(WORK INSTRUCTIONS): Transcribe every record that appears below, exactly and in full.

(DATA SUPPLIED):
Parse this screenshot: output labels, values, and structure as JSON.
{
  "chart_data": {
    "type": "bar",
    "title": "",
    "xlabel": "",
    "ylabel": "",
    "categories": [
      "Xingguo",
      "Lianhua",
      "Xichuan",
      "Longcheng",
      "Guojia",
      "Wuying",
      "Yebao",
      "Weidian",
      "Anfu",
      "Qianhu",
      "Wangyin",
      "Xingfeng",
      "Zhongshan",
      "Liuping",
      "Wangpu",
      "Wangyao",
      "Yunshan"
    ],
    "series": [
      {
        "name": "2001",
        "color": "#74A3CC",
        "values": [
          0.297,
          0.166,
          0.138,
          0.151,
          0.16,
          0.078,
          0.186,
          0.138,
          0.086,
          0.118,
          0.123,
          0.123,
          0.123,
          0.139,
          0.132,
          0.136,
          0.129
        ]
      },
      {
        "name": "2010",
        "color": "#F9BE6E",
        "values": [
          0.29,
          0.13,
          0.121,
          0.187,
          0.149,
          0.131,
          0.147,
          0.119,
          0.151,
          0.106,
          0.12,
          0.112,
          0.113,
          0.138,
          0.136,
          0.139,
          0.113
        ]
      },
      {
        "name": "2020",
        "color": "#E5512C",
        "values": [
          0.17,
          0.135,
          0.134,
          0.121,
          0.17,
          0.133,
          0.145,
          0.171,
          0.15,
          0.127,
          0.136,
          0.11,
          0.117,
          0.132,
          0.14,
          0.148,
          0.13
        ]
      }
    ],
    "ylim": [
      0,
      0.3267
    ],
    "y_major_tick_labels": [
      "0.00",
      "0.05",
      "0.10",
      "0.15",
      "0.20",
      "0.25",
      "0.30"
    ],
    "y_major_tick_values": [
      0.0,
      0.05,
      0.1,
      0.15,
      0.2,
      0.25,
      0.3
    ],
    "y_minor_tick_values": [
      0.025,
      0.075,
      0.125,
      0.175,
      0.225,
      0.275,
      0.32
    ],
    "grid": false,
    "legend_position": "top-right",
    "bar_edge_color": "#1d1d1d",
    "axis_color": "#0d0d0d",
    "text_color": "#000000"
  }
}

(ANSWER TO THE TASK):
Parse this screenshot: output labels, values, and structure as JSON.
{
  "chart_data": {
    "type": "bar",
    "title": "",
    "xlabel": "",
    "ylabel": "",
    "categories": [
      "Xingguo",
      "Lianhua",
      "Xichuan",
      "Longcheng",
      "Guojia",
      "Wuying",
      "Yebao",
      "Weidian",
      "Anfu",
      "Qianhu",
      "Wangyin",
      "Xingfeng",
      "Zhongshan",
      "Liuping",
      "Wangpu",
      "Wangyao",
      "Yunshan"
    ],
    "series": [
      {
        "name": "2001",
        "color": "#74A3CC",
        "values": [
          0.297,
          0.166,
          0.138,
          0.151,
          0.16,
          0.078,
          0.186,
          0.138,
          0.086,
          0.118,
          0.123,
          0.123,
          0.123,
          0.139,
          0.132,
          0.136,
          0.129
        ]
      },
      {
        "name": "2010",
        "color": "#F9BE6E",
        "values": [
          0.29,
          0.13,
          0.121,
          0.187,
          0.149,
          0.131,
          0.147,
          0.119,
          0.151,
          0.106,
          0.12,
          0.112,
          0.113,
          0.138,
          0.136,
          0.139,
          0.113
        ]
      },
      {
        "name": "2020",
        "color": "#E5512C",
        "values": [
          0.17,
          0.135,
          0.134,
          0.121,
          0.17,
          0.133,
          0.145,
          0.171,
          0.15,
          0.127,
          0.136,
          0.11,
          0.117,
          0.132,
          0.14,
          0.148,
          0.13
        ]
      }
    ],
    "ylim": [
      0,
      0.3267
    ],
    "y_major_tick_labels": [
      "0.00",
      "0.05",
      "0.10",
      "0.15",
      "0.20",
      "0.25",
      "0.30"
    ],
    "y_major_tick_values": [
      0.0,
      0.05,
      0.1,
      0.15,
      0.2,
      0.25,
      0.3
    ],
    "y_minor_tick_values": [
      0.025,
      0.075,
      0.125,
      0.175,
      0.225,
      0.275,
      0.32
    ],
    "grid": false,
    "legend_position": "top-right",
    "bar_edge_color": "#1d1d1d",
    "axis_color": "#0d0d0d",
    "text_color": "#000000"
  }
}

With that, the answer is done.